WORK TO BE COMPLETED
Send each entry back exactly as given, pictures excluded.

** BEGIN MATERIAL SUPPLIED **

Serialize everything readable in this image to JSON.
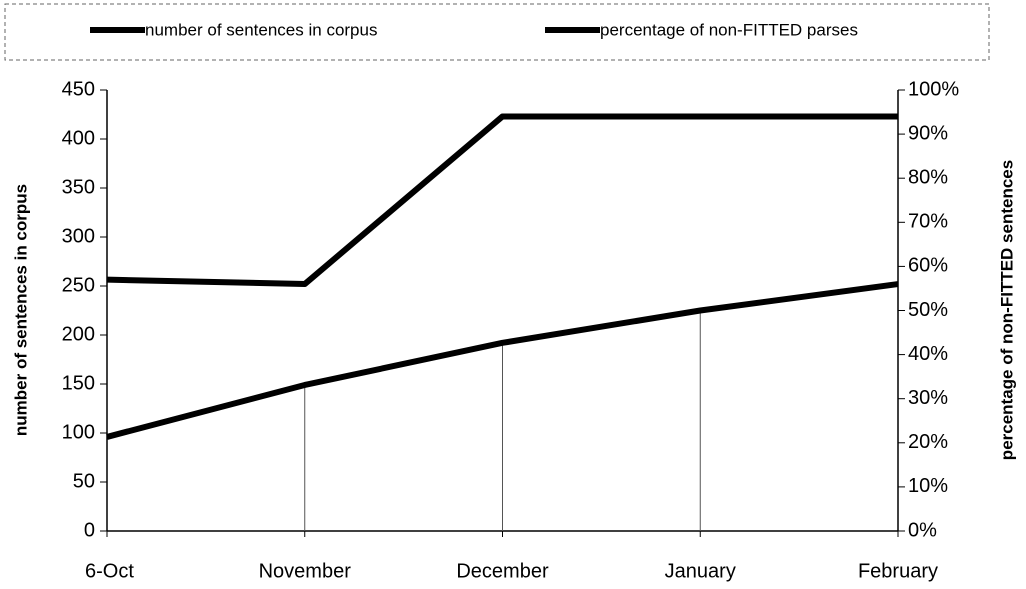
{
  "chart_data": {
    "type": "line",
    "categories": [
      "6-Oct",
      "November",
      "December",
      "January",
      "February"
    ],
    "series": [
      {
        "name": "number of sentences in corpus",
        "color": "#000000",
        "values": [
          96,
          149,
          192,
          225,
          252
        ]
      },
      {
        "name": "percentage of non-FITTED parses",
        "color": "#000000",
        "axis": "y2",
        "values": [
          57,
          56,
          94,
          94,
          94
        ]
      }
    ],
    "ylabel": "number of sentences in corpus",
    "y2label": "percentage of non-FITTED sentences",
    "ylim": [
      0,
      450
    ],
    "yticks": [
      0,
      50,
      100,
      150,
      200,
      250,
      300,
      350,
      400,
      450
    ],
    "y2lim": [
      0,
      100
    ],
    "y2ticks": [
      {
        "value": 0,
        "label": "0%"
      },
      {
        "value": 10,
        "label": "10%"
      },
      {
        "value": 20,
        "label": "20%"
      },
      {
        "value": 30,
        "label": "30%"
      },
      {
        "value": 40,
        "label": "40%"
      },
      {
        "value": 50,
        "label": "50%"
      },
      {
        "value": 60,
        "label": "60%"
      },
      {
        "value": 70,
        "label": "70%"
      },
      {
        "value": 80,
        "label": "80%"
      },
      {
        "value": 90,
        "label": "90%"
      },
      {
        "value": 100,
        "label": "100%"
      }
    ],
    "drop_lines": true,
    "legend": "top"
  }
}
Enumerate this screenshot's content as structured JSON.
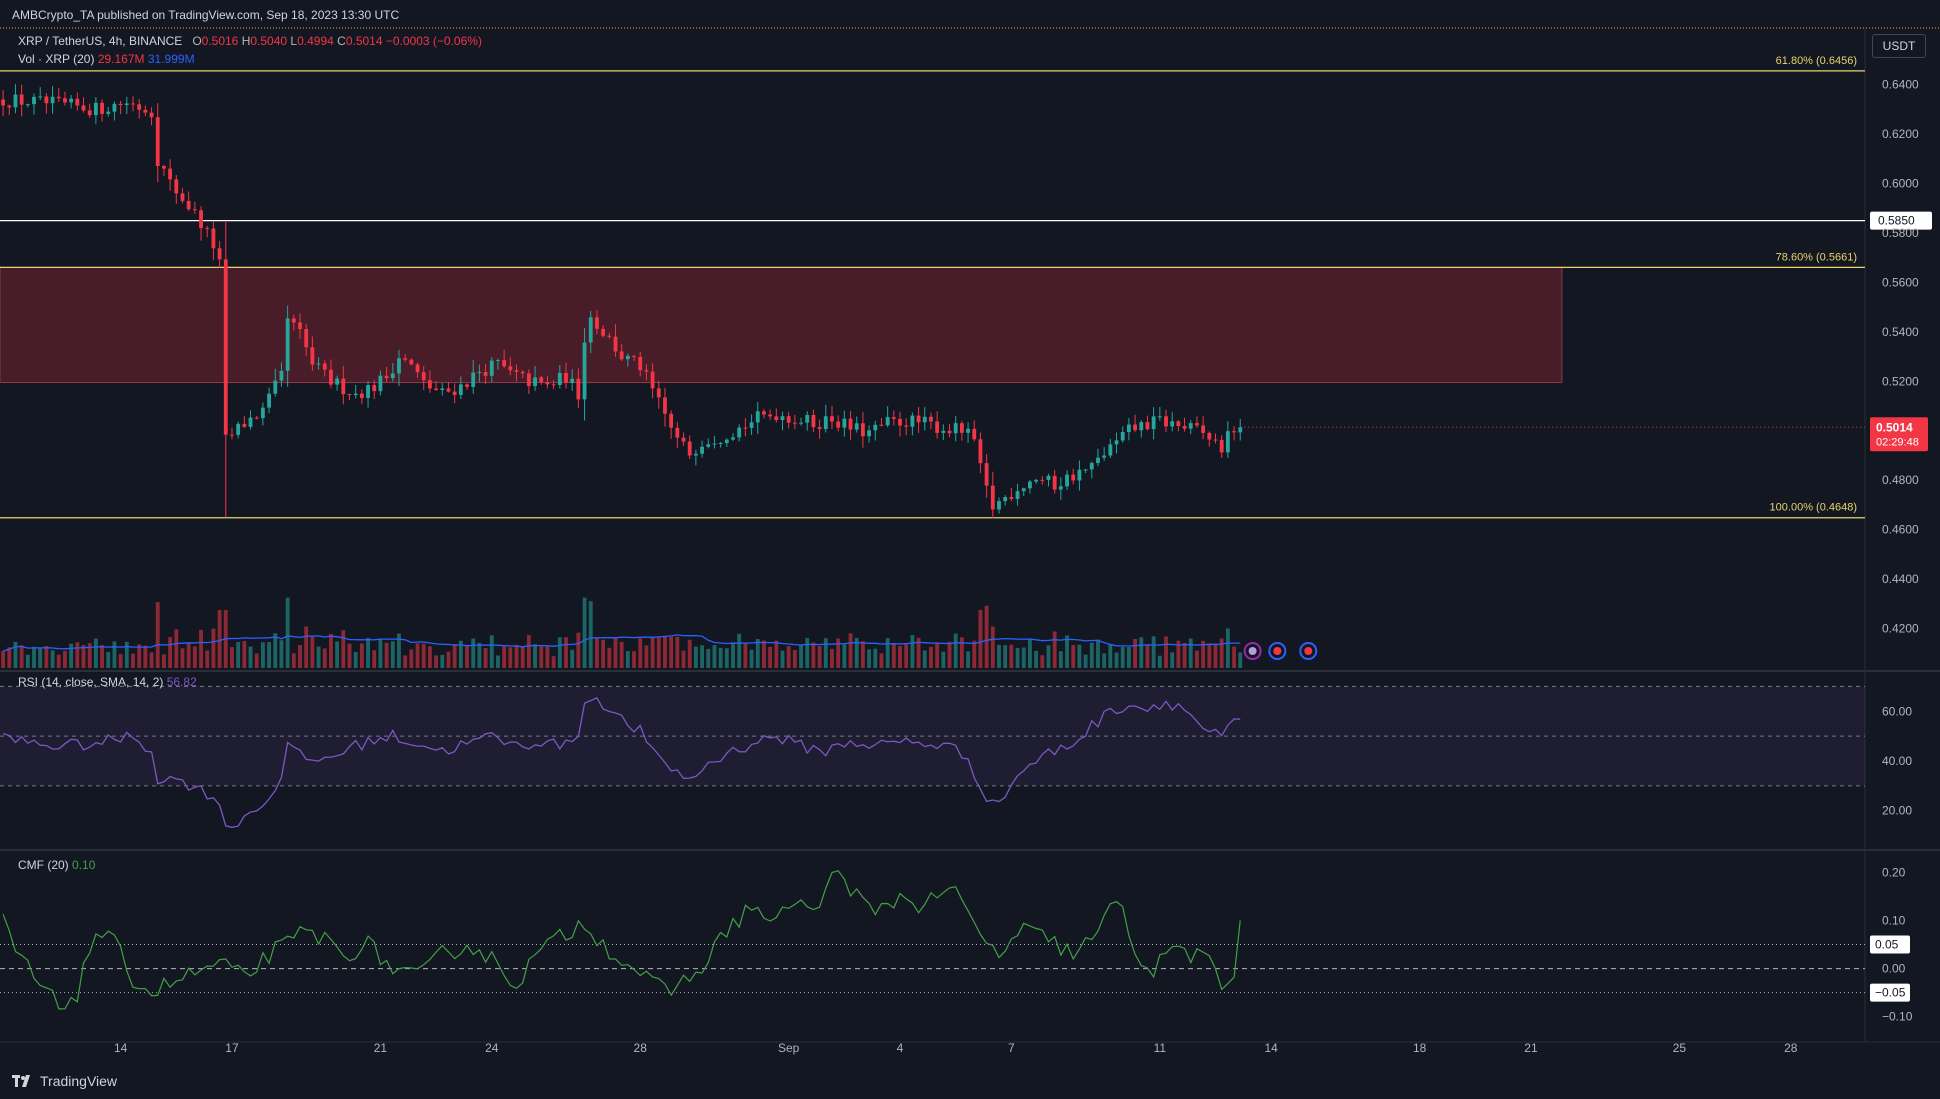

** END MATERIAL SUPPLIED **

RESPONSE BELOW
Serialize everything readable in this image to JSON.
{
  "chart_data": {
    "type": "line",
    "categories": [
      "6-Oct",
      "November",
      "December",
      "January",
      "February"
    ],
    "series": [
      {
        "name": "number of sentences in corpus",
        "color": "#000000",
        "values": [
          96,
          149,
          192,
          225,
          252
        ]
      },
      {
        "name": "percentage of non-FITTED parses",
        "color": "#000000",
        "axis": "y2",
        "values": [
          57,
          56,
          94,
          94,
          94
        ]
      }
    ],
    "ylabel": "number of sentences in corpus",
    "y2label": "percentage of non-FITTED sentences",
    "ylim": [
      0,
      450
    ],
    "yticks": [
      0,
      50,
      100,
      150,
      200,
      250,
      300,
      350,
      400,
      450
    ],
    "y2lim": [
      0,
      100
    ],
    "y2ticks": [
      {
        "value": 0,
        "label": "0%"
      },
      {
        "value": 10,
        "label": "10%"
      },
      {
        "value": 20,
        "label": "20%"
      },
      {
        "value": 30,
        "label": "30%"
      },
      {
        "value": 40,
        "label": "40%"
      },
      {
        "value": 50,
        "label": "50%"
      },
      {
        "value": 60,
        "label": "60%"
      },
      {
        "value": 70,
        "label": "70%"
      },
      {
        "value": 80,
        "label": "80%"
      },
      {
        "value": 90,
        "label": "90%"
      },
      {
        "value": 100,
        "label": "100%"
      }
    ],
    "drop_lines": true,
    "legend": "top"
  }
}
Enumerate this screenshot's content as structured JSON.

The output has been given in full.